Copy out the entries below precisely; nothing is to be omitted.

DATASET ENTRIES:
<<<<

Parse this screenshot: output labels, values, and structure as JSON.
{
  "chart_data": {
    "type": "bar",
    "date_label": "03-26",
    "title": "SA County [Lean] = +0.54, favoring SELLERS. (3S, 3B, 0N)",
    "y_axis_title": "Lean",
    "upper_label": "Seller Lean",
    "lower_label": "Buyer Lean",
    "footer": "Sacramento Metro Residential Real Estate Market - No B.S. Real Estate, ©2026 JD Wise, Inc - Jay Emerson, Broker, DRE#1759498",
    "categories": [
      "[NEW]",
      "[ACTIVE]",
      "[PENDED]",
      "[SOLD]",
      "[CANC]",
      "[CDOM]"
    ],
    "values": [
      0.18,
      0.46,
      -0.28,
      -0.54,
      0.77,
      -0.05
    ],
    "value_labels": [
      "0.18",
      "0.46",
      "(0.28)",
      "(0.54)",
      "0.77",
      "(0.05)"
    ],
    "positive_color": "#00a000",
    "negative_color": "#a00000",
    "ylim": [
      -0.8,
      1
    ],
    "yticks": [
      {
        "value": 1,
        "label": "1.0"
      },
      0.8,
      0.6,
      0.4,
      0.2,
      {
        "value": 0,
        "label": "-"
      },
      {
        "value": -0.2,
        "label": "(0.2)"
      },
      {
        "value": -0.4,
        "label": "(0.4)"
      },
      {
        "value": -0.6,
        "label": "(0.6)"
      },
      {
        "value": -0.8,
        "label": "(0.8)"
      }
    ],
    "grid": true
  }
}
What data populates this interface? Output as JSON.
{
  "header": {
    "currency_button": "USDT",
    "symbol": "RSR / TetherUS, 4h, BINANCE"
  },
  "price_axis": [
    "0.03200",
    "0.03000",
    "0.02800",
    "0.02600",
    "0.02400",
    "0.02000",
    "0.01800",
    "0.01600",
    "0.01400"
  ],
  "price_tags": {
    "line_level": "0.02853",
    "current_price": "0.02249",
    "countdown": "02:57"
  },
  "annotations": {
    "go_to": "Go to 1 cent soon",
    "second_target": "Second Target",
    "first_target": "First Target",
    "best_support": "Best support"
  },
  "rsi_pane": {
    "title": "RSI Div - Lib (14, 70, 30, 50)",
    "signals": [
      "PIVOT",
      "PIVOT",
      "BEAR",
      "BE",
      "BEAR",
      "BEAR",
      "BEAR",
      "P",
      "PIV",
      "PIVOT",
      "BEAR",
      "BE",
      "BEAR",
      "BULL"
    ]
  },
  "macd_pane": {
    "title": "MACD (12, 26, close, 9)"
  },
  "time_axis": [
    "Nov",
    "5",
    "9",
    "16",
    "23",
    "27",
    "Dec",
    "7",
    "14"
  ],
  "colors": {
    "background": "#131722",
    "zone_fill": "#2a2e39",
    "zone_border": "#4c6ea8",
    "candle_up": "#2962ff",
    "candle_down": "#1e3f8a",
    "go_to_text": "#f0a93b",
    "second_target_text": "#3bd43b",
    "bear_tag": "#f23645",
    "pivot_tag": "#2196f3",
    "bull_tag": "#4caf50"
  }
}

>>>>

OUTPUT FOR THIS TASK:
Parse this screenshot: output labels, values, and structure as JSON.
{
  "chart_data": {
    "type": "bar",
    "date_label": "03-26",
    "title": "SA County [Lean] = +0.54, favoring SELLERS. (3S, 3B, 0N)",
    "y_axis_title": "Lean",
    "upper_label": "Seller Lean",
    "lower_label": "Buyer Lean",
    "footer": "Sacramento Metro Residential Real Estate Market - No B.S. Real Estate, ©2026 JD Wise, Inc - Jay Emerson, Broker, DRE#1759498",
    "categories": [
      "[NEW]",
      "[ACTIVE]",
      "[PENDED]",
      "[SOLD]",
      "[CANC]",
      "[CDOM]"
    ],
    "values": [
      0.18,
      0.46,
      -0.28,
      -0.54,
      0.77,
      -0.05
    ],
    "value_labels": [
      "0.18",
      "0.46",
      "(0.28)",
      "(0.54)",
      "0.77",
      "(0.05)"
    ],
    "positive_color": "#00a000",
    "negative_color": "#a00000",
    "ylim": [
      -0.8,
      1
    ],
    "yticks": [
      {
        "value": 1,
        "label": "1.0"
      },
      0.8,
      0.6,
      0.4,
      0.2,
      {
        "value": 0,
        "label": "-"
      },
      {
        "value": -0.2,
        "label": "(0.2)"
      },
      {
        "value": -0.4,
        "label": "(0.4)"
      },
      {
        "value": -0.6,
        "label": "(0.6)"
      },
      {
        "value": -0.8,
        "label": "(0.8)"
      }
    ],
    "grid": true
  }
}
What data populates this interface? Output as JSON.
{
  "header": {
    "currency_button": "USDT",
    "symbol": "RSR / TetherUS, 4h, BINANCE"
  },
  "price_axis": [
    "0.03200",
    "0.03000",
    "0.02800",
    "0.02600",
    "0.02400",
    "0.02000",
    "0.01800",
    "0.01600",
    "0.01400"
  ],
  "price_tags": {
    "line_level": "0.02853",
    "current_price": "0.02249",
    "countdown": "02:57"
  },
  "annotations": {
    "go_to": "Go to 1 cent soon",
    "second_target": "Second Target",
    "first_target": "First Target",
    "best_support": "Best support"
  },
  "rsi_pane": {
    "title": "RSI Div - Lib (14, 70, 30, 50)",
    "signals": [
      "PIVOT",
      "PIVOT",
      "BEAR",
      "BE",
      "BEAR",
      "BEAR",
      "BEAR",
      "P",
      "PIV",
      "PIVOT",
      "BEAR",
      "BE",
      "BEAR",
      "BULL"
    ]
  },
  "macd_pane": {
    "title": "MACD (12, 26, close, 9)"
  },
  "time_axis": [
    "Nov",
    "5",
    "9",
    "16",
    "23",
    "27",
    "Dec",
    "7",
    "14"
  ],
  "colors": {
    "background": "#131722",
    "zone_fill": "#2a2e39",
    "zone_border": "#4c6ea8",
    "candle_up": "#2962ff",
    "candle_down": "#1e3f8a",
    "go_to_text": "#f0a93b",
    "second_target_text": "#3bd43b",
    "bear_tag": "#f23645",
    "pivot_tag": "#2196f3",
    "bull_tag": "#4caf50"
  }
}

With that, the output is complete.